» **KUTIPAN DOKUMEN**:
╔══

10 Tahun Lagi Uang Sekolah Rp 1 M? Nih Cara Cari Duitnya...

Irvin Avriano Arief, CNBC Indonesia
04 February 2020 15:29
10 Tahun Lagi Uang Sekolah Rp 1 M? Nih Cara Cari Duitnya...
Jakarta, CNBC Indonesia - Untuk mendapatkan angka investasi yang cukup besar yaitu Rp 1 miliar untuk anak, tentu kita sangat berharap pada hasil investasi khususnya di pasar modal.

Apalagi, mengingat imbal hasil (return) pasar saham tahun lalu sedang tidak menarik. Masih positif memang Indeks Harga Saham Gabungan (IHSG) sepanjang 2019, tetapi tipis saja yaitu 1,7%.

Di instrumen lain yaitu obligasi justru memberi peluang lebih baik tahun ini. Berkaca kinerja 2019, pasar SUN dapat memberi return investasi hingga 13%.

Meskipun tahun ini diprediksi tidak akan 'segila' tahun lalu, pasar obligasi jelas menawarkan return yang lebih baik dan lebih jelas di 2020 dibanding pasar saham yang volatilitasnya lebih tinggi daripada efek surat utang.



Tb. Farash Farich, Head of Investment PT Avrist Asset Management, menilai untuk investasi dengan tujuan pendidikan yang nilai pertumbuhannya sangat tinggi, investasi obligasi memiliki ruang yang lebih jelas meskipun sangat tidak disarankan berinvestasi sepenuh kantong (all out) di instrumen efek utang.

Saran tidak seluruh portofolio, lanjutnya, disebabkan sifat obligasi sebagai pelengkap dari portofolio dan sifatnya yang lebih cocok untuk jangka menengah sedangkan saham memang pasti disarankan untuk investasi jangka panjang.

╚══

» **DATA MENTAH**:
╔══

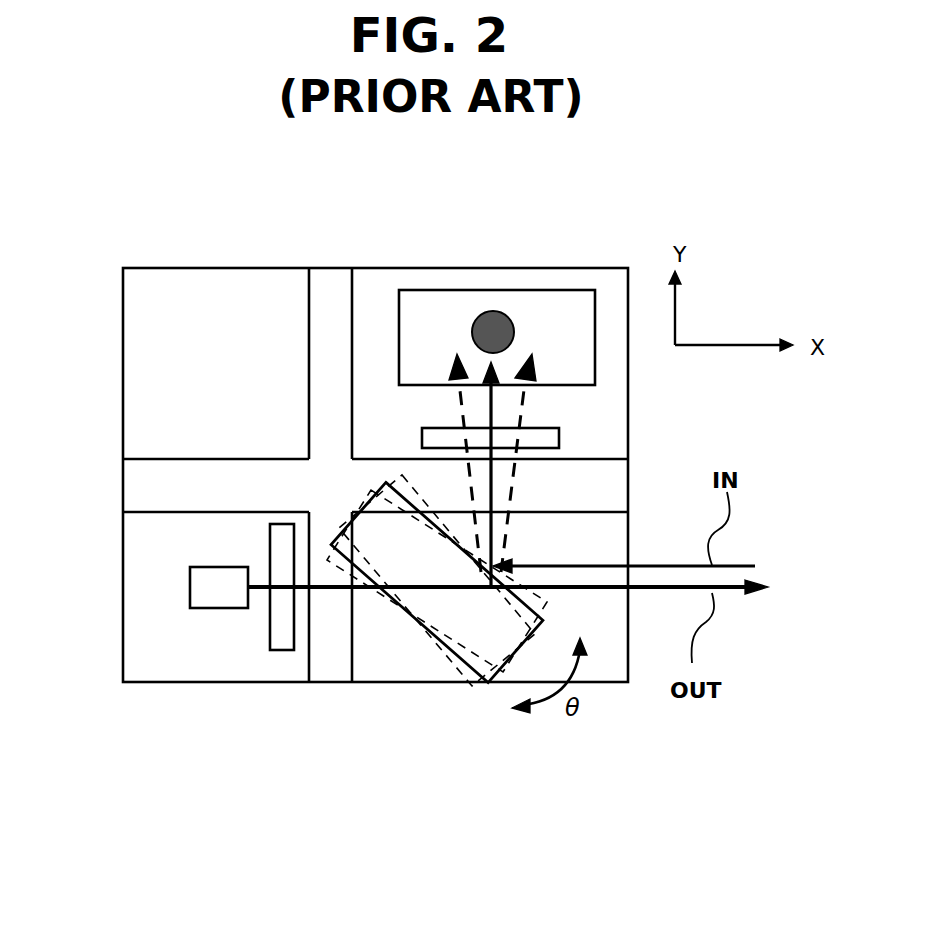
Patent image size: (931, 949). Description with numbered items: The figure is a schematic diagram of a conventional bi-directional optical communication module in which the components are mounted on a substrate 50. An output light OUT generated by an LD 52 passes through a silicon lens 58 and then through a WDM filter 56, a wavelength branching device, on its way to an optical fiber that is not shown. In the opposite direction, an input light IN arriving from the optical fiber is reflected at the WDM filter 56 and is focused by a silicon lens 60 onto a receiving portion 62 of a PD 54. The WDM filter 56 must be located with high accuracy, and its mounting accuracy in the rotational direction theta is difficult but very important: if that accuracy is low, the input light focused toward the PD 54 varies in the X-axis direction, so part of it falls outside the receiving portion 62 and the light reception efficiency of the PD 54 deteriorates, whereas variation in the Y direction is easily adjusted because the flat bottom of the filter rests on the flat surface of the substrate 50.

The substrate 50 is at (194, 277).
The LD 52 is at (190, 583).
The PD 54 is at (432, 292).
The WDM filter 56 is at (408, 610).
The collimator lens 58 is at (282, 650).
The silicon lens 60 is at (559, 439).
The receiving portion 62 is at (497, 312).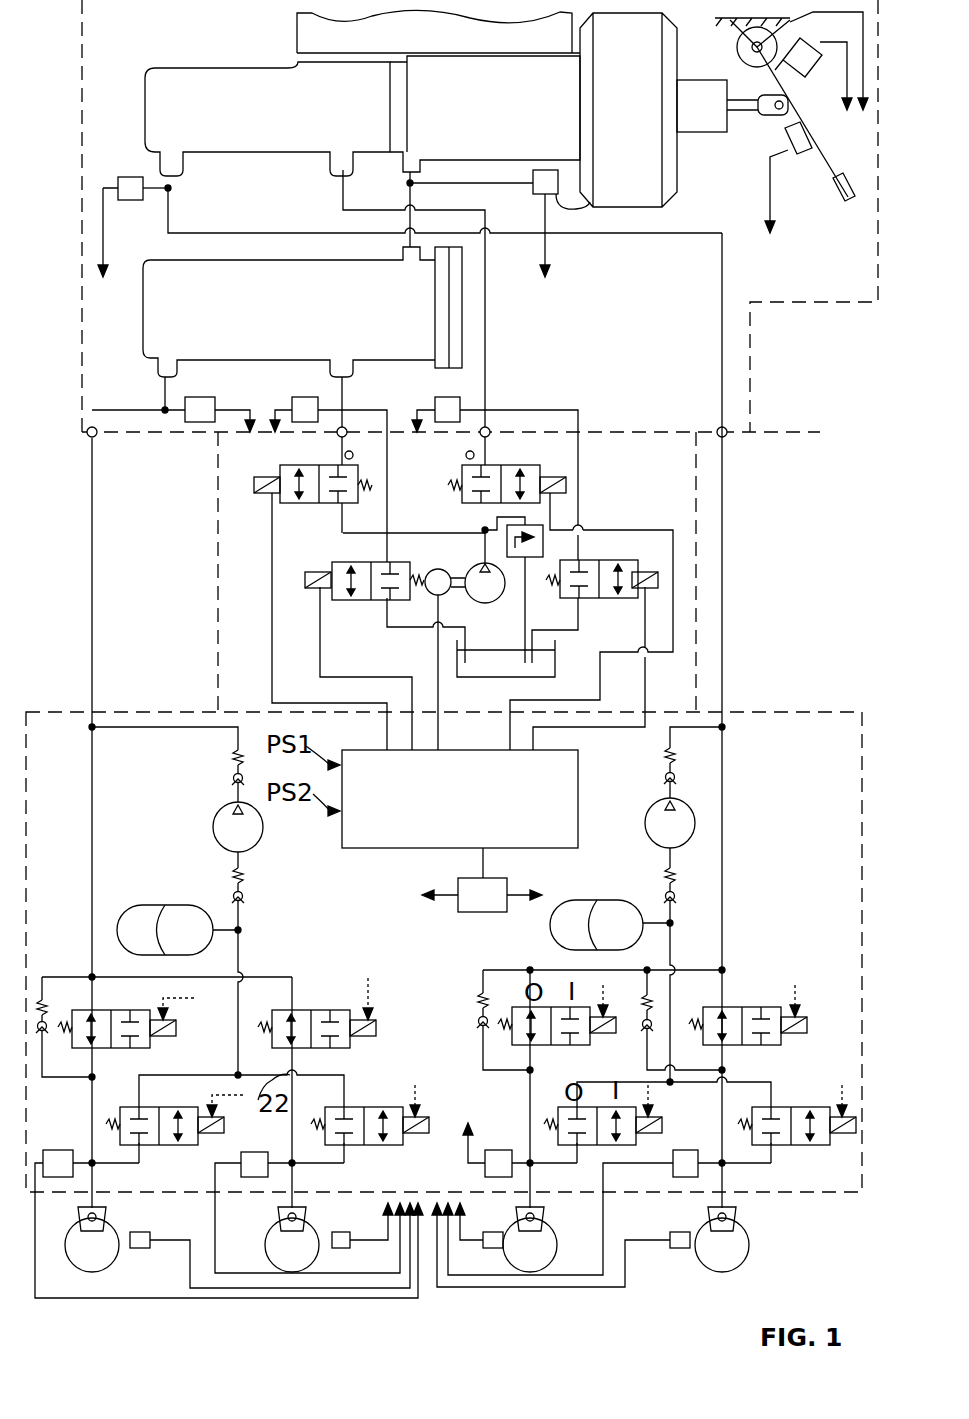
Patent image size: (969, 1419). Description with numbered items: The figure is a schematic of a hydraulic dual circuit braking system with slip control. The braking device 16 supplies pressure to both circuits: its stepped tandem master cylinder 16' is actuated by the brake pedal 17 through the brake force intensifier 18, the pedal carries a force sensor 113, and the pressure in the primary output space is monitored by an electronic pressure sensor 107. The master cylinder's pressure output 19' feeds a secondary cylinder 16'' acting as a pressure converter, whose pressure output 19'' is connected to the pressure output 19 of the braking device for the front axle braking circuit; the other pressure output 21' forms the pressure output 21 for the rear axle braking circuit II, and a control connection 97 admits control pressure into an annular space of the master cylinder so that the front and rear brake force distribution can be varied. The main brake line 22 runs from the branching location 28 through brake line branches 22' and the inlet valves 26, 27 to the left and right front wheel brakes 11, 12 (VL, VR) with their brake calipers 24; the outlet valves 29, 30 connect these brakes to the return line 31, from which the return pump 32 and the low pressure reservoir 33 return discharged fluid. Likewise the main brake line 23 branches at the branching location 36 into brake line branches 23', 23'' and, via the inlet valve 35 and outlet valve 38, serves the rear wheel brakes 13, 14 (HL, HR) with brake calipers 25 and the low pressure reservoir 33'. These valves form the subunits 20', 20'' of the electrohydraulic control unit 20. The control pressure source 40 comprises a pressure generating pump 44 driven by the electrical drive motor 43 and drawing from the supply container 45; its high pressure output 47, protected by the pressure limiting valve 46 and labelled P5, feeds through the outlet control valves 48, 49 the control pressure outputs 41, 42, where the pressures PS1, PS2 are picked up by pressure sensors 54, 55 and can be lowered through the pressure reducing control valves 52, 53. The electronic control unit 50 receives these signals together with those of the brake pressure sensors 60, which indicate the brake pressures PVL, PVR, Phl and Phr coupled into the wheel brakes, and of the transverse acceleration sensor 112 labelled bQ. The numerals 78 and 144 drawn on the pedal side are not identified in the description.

The braking device 16 is at (480, 216).
The stepped tandem master cylinder 16' is at (353, 94).
The secondary cylinder 16'' is at (347, 312).
The housing 78 is at (297, 32).
The pedal travel sensor 144 is at (735, 50).
The pressure output 21' is at (181, 197).
The control connection 97 is at (338, 177).
The pressure output 19' is at (384, 209).
The electronic pressure sensor 107 is at (590, 205).
The brake force intensifier 18 is at (692, 172).
The force sensor 113 is at (786, 140).
The brake pedal 17 is at (838, 192).
The electronic control unit 50 is at (578, 795).
The pressure sensor 54 is at (303, 398).
The control pressure output 41 is at (343, 425).
The pressure sensor 55 is at (440, 397).
The control pressure output 42 is at (487, 425).
The pressure output 19 is at (114, 457).
The pressure output 19'' is at (187, 432).
The outlet control valve 48 is at (352, 486).
The outlet control valve 49 is at (560, 594).
The pressure output 21 is at (755, 448).
The control pressure source 40 is at (672, 487).
The high pressure output 47 is at (470, 538).
The pressure limiting valve 46 is at (545, 546).
The pressure reducing control valve 52 is at (318, 572).
The electrical drive motor 43 is at (387, 562).
The pressure reducing control valve 53 is at (622, 560).
The pressure generating pump 44 is at (485, 603).
The supply container 45 is at (557, 660).
The electrohydraulic control unit 20 is at (444, 913).
The subunit 20' is at (59, 677).
The subunit 20'' is at (853, 1216).
The main brake line 22 is at (123, 823).
The main brake line 23 is at (747, 720).
The return pump 32 is at (213, 827).
The low pressure reservoir 33 is at (179, 910).
The transverse acceleration sensor 112 is at (500, 881).
The branching location 28 is at (92, 973).
The brake line branch 22' is at (190, 972).
The brake line branch 23' is at (583, 956).
The low pressure reservoir 33' is at (589, 929).
The branching location 36 is at (724, 975).
The brake line branch 23'' is at (766, 961).
The inlet valve 26 is at (145, 1047).
The inlet valve 27 is at (350, 1047).
The outlet valve 29 is at (185, 1143).
The outlet valve 30 is at (388, 1143).
The inlet valve 35 is at (780, 1046).
The outlet valve 38 is at (790, 1143).
The return line 31 is at (208, 1073).
The brake pressure sensor 60 is at (58, 1150).
The brake caliper 24 is at (110, 1215).
The brake caliper 25 is at (545, 1215).
The left front wheel brake 11 is at (80, 1255).
The right front wheel brake 12 is at (275, 1248).
The left rear wheel brake 13 is at (556, 1245).
The right rear wheel brake 14 is at (748, 1245).
The control pressure PS1 is at (303, 453).
The control pressure PS2 is at (545, 468).
The pump output pressure P5 is at (460, 522).
The transverse acceleration bQ is at (505, 880).
The left front wheel brake designation VL is at (146, 1255).
The right front wheel brake designation VR is at (359, 1252).
The left rear wheel brake designation HL is at (484, 1252).
The right rear wheel brake designation HR is at (678, 1252).
The rear axle braking circuit II is at (615, 1225).
The brake pressure PVL is at (109, 1316).
The brake pressure PVR is at (311, 1316).
The brake pressure Phl is at (534, 1316).
The brake pressure Phr is at (733, 1308).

╚══

» **DAFTAR TUGAS**:
A. Apakah tiap pernyataan berikut sesuai dengan artikel investasi pendidikan? Jawab ya atau tidak, lalu kutip kata-kata artikel yang menentukan. (i) IHSG sepanjang 2019 naik 1,7%. (ii) Pada 2019, pasar SUN bisa memberi return investasi sampai 13%. (iii) Tb. Farash Farich menyarankan agar seluruh dana diinvestasikan di obligasi.
B. Sebutkan semua kata atau singkatan yang ditulis di dalam tanda kurung pada artikel investasi pendidikan.

» **JAWABAN LENGKAP**:
A.
(i) Ya, "Masih positif memang Indeks Harga Saham Gabungan (IHSG) sepanjang 2019, tetapi tipis saja yaitu 1,7%."
(ii) Ya, "Berkaca kinerja 2019, pasar SUN dapat memberi return investasi hingga 13%."
(iii) Tidak, "sangat tidak disarankan berinvestasi sepenuh kantong (all out) di instrumen efek utang."

B.
- return
- IHSG
- all out